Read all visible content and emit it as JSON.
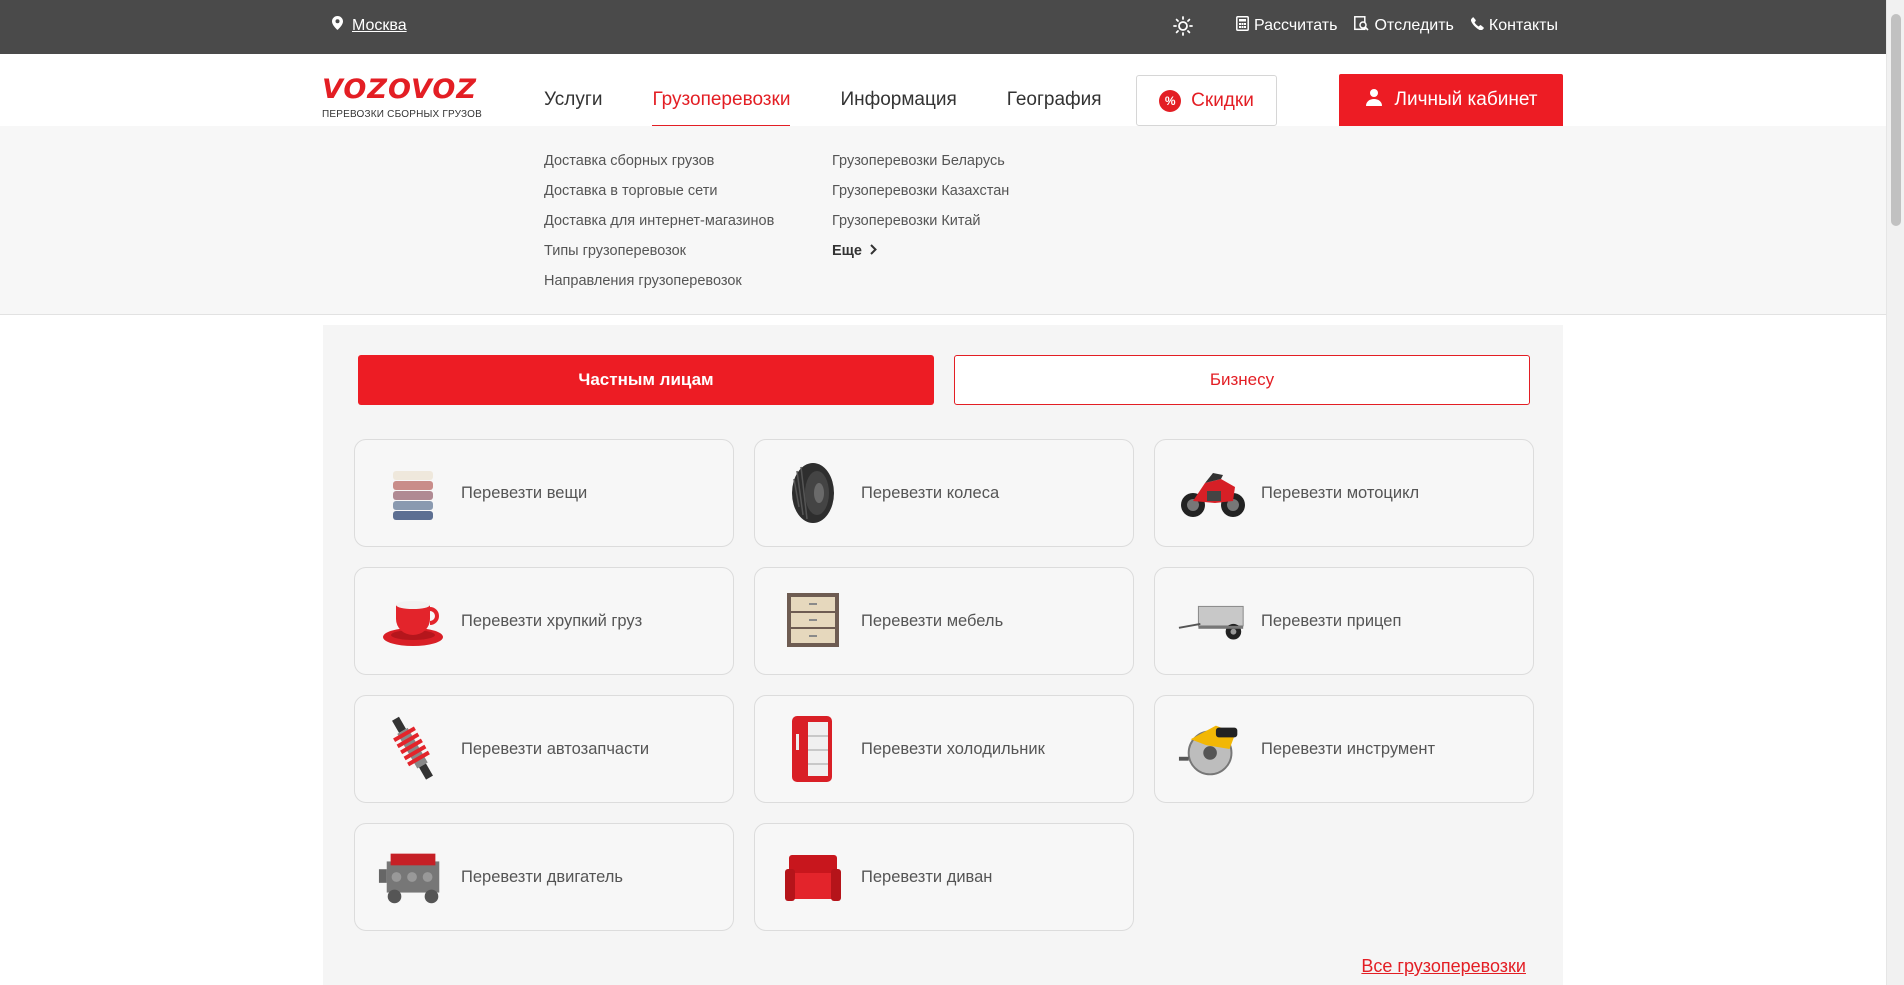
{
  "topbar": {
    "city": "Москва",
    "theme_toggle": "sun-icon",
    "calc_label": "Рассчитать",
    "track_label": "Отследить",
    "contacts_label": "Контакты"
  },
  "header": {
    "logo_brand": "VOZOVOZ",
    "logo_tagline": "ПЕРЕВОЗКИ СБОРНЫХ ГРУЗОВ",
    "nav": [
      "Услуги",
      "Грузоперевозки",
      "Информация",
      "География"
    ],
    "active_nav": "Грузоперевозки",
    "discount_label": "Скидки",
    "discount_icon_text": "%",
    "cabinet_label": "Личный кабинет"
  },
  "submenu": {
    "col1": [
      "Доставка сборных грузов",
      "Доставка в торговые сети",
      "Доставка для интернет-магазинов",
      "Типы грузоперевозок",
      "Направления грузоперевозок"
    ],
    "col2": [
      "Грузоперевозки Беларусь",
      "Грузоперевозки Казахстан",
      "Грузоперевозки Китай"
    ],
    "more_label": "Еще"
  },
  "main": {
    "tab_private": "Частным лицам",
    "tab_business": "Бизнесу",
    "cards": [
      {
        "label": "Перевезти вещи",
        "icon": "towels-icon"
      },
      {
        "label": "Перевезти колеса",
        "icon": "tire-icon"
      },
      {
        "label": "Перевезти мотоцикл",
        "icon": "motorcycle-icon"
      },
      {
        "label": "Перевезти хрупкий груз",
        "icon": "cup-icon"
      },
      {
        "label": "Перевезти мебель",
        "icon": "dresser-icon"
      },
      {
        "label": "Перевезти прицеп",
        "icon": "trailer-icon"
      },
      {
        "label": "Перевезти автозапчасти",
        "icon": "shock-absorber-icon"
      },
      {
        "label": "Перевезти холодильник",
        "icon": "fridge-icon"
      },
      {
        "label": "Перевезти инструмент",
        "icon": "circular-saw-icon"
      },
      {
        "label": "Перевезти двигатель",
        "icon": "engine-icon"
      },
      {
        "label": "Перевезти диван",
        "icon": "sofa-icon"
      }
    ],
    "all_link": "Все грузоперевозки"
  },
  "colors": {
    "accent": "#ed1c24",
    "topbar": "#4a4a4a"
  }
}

---

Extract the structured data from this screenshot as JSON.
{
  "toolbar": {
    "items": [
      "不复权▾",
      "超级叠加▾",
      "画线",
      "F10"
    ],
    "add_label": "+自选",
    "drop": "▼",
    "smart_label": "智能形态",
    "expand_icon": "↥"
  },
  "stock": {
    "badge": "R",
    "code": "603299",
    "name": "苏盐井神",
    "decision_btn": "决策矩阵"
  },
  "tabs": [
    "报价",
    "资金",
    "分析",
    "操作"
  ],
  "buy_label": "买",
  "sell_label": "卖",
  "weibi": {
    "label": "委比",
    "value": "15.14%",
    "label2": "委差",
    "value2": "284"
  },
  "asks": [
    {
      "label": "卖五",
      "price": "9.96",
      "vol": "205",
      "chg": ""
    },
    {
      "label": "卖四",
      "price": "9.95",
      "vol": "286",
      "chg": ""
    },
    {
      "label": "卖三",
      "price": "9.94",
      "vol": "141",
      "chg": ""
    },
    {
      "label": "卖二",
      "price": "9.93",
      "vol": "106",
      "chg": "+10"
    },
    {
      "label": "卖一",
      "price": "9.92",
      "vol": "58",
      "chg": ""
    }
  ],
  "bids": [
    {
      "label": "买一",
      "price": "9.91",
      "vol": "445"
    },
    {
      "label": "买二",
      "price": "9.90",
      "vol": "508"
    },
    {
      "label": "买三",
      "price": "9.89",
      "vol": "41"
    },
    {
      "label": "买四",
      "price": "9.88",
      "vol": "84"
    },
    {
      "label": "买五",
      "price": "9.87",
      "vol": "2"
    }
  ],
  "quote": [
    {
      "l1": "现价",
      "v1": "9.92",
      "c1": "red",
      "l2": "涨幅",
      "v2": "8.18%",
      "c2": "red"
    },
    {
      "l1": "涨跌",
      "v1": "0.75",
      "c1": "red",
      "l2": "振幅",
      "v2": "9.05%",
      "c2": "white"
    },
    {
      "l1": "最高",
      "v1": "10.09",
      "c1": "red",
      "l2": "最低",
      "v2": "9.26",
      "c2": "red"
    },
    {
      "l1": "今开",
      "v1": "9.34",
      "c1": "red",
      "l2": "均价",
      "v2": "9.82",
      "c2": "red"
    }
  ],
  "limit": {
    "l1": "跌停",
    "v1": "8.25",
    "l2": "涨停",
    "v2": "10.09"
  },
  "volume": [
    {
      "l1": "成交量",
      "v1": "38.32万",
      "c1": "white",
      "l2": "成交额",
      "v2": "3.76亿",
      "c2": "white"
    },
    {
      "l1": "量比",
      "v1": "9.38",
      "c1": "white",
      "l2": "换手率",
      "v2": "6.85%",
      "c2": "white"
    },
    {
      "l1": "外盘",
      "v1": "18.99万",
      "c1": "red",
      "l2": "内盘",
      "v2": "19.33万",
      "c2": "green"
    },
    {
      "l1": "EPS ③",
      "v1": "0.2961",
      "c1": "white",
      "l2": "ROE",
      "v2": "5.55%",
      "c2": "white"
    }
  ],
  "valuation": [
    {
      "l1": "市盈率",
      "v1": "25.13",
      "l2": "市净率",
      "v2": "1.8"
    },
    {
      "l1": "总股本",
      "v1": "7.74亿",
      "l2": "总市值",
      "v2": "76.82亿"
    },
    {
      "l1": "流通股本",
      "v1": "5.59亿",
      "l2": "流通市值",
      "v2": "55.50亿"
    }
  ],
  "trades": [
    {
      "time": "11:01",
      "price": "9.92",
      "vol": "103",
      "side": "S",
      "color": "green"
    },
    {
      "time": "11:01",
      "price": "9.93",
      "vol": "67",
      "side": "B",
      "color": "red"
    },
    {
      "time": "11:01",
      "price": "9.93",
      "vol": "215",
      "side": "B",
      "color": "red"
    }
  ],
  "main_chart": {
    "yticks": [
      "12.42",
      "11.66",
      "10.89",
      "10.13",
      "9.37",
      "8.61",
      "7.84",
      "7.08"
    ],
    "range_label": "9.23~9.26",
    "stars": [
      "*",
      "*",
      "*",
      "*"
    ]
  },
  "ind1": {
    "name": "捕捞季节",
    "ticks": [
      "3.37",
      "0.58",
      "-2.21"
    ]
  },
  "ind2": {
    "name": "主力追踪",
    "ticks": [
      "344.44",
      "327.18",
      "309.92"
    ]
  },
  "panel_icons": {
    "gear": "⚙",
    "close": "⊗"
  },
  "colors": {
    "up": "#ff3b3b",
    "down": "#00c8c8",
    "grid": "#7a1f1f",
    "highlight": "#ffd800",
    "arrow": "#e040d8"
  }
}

...

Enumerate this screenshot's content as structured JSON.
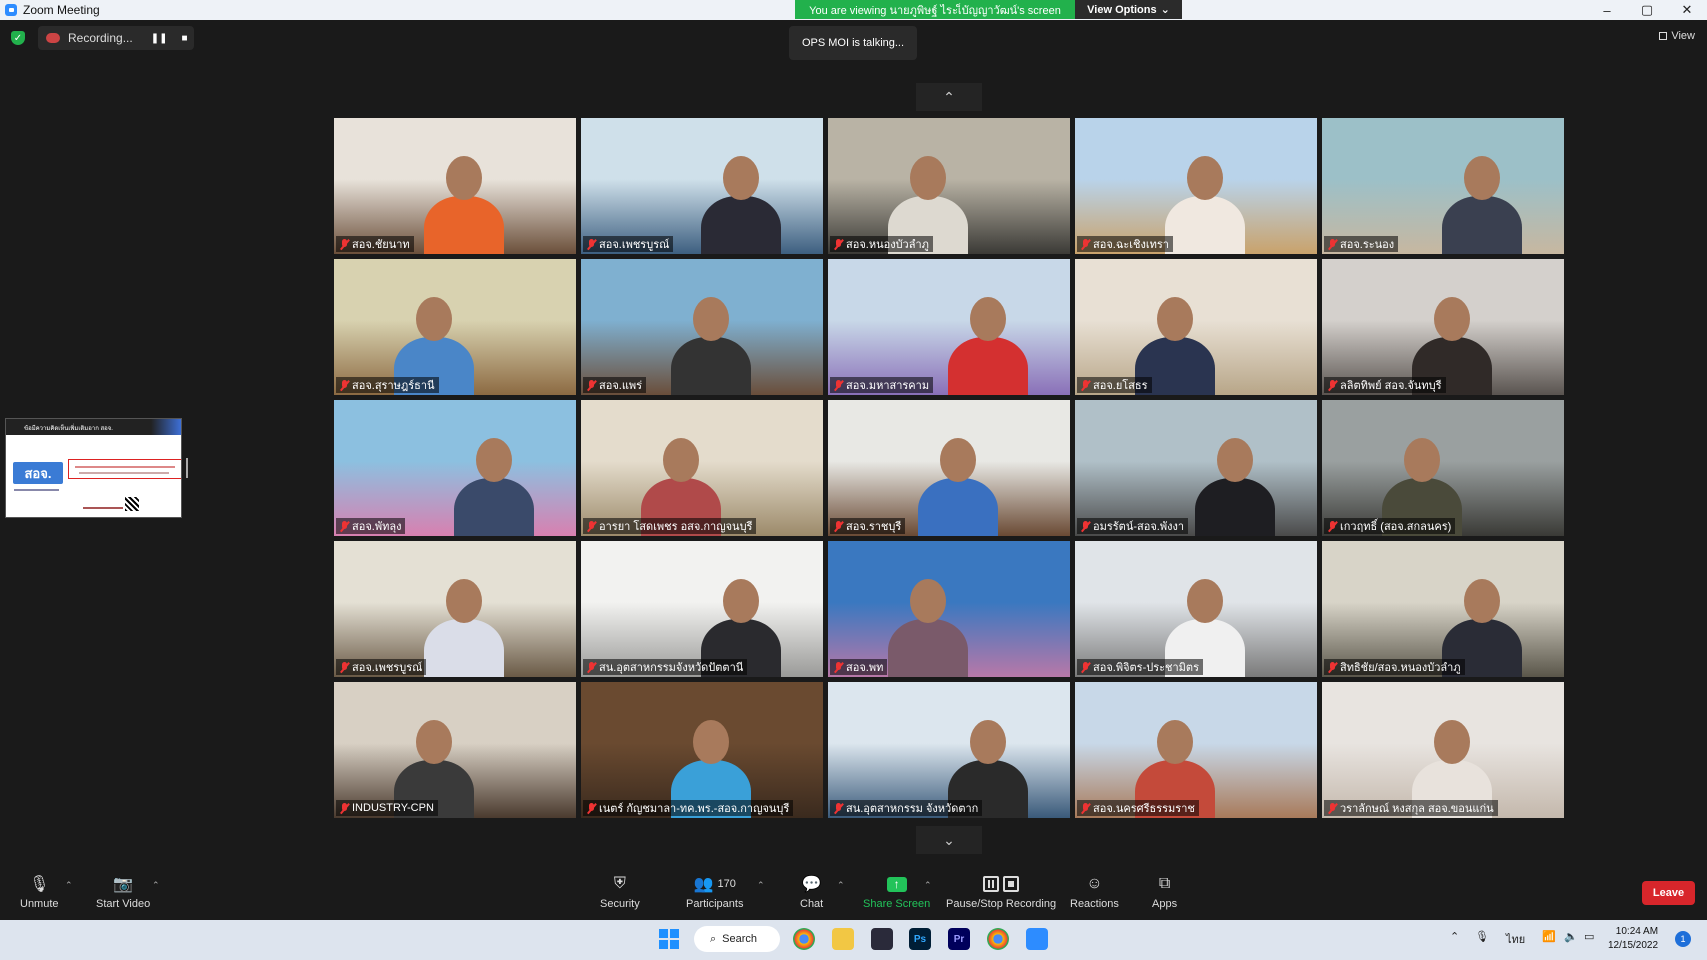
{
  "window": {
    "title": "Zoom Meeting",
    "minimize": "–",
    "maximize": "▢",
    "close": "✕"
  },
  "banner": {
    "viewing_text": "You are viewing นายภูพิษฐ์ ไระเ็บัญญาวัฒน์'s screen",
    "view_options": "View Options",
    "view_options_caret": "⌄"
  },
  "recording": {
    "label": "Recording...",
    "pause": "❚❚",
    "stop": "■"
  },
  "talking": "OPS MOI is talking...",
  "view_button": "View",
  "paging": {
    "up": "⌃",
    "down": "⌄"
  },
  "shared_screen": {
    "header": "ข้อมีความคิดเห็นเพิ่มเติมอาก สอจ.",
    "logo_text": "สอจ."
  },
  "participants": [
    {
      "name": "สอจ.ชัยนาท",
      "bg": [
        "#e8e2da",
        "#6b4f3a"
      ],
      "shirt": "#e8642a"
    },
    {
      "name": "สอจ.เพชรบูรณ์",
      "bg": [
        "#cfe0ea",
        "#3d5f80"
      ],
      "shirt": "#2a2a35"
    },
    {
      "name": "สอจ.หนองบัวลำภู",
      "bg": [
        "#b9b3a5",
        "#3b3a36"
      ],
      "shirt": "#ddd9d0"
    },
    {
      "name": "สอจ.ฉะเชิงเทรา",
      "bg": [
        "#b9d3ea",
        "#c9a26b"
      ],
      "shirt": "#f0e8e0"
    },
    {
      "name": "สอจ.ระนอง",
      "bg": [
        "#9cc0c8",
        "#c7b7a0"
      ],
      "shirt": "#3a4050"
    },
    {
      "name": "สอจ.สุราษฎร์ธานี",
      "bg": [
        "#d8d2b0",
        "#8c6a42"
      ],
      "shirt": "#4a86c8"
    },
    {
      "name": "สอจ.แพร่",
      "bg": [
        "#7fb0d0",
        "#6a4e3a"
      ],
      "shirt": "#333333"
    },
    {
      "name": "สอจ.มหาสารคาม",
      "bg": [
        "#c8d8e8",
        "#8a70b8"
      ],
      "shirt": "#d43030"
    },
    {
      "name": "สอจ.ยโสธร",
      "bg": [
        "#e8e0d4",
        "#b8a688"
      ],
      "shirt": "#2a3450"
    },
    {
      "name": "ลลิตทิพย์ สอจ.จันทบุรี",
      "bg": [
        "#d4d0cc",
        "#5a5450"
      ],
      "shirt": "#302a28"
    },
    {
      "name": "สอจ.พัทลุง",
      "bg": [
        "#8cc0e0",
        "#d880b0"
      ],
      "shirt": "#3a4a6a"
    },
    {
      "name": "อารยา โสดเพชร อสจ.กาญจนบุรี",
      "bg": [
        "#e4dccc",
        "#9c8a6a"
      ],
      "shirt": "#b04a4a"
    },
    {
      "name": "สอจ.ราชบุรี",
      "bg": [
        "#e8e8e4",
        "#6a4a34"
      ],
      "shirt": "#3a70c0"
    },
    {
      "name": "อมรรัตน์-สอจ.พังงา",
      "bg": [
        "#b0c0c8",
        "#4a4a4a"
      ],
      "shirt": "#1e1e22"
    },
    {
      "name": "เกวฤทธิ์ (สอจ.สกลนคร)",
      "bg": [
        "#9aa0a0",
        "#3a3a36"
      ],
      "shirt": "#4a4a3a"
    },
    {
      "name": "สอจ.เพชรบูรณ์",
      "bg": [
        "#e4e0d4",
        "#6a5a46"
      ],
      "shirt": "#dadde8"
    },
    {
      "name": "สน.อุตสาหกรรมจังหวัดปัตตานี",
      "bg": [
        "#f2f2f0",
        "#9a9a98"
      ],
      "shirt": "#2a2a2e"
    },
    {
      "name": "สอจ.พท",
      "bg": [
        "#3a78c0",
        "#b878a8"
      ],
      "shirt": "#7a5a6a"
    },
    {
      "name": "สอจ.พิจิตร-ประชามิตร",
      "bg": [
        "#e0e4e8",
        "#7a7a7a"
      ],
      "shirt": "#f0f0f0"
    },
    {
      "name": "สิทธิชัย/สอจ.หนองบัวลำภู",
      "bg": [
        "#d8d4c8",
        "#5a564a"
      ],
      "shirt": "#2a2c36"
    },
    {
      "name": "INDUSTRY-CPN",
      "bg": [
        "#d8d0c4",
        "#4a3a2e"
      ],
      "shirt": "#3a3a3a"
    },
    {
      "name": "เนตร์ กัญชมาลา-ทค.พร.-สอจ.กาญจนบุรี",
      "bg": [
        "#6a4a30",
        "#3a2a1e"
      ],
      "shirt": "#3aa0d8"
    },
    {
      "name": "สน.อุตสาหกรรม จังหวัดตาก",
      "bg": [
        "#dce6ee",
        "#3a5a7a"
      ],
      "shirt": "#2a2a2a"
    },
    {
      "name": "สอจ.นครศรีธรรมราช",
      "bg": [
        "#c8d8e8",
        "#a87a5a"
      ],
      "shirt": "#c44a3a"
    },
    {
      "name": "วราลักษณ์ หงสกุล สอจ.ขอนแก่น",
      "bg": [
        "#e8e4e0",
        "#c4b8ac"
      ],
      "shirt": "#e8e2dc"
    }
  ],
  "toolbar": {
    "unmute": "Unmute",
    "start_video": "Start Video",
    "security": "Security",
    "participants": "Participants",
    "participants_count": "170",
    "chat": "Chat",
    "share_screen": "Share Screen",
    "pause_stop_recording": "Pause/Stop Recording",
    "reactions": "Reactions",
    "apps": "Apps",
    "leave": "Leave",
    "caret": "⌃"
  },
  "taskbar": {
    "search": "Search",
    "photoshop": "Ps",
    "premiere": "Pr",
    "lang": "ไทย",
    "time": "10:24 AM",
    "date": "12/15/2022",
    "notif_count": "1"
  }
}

• WORK TO BE COMPLETED:
Your answer should be a single number: how many lines in the data above include "this"?

• WORKED ANSWER:
2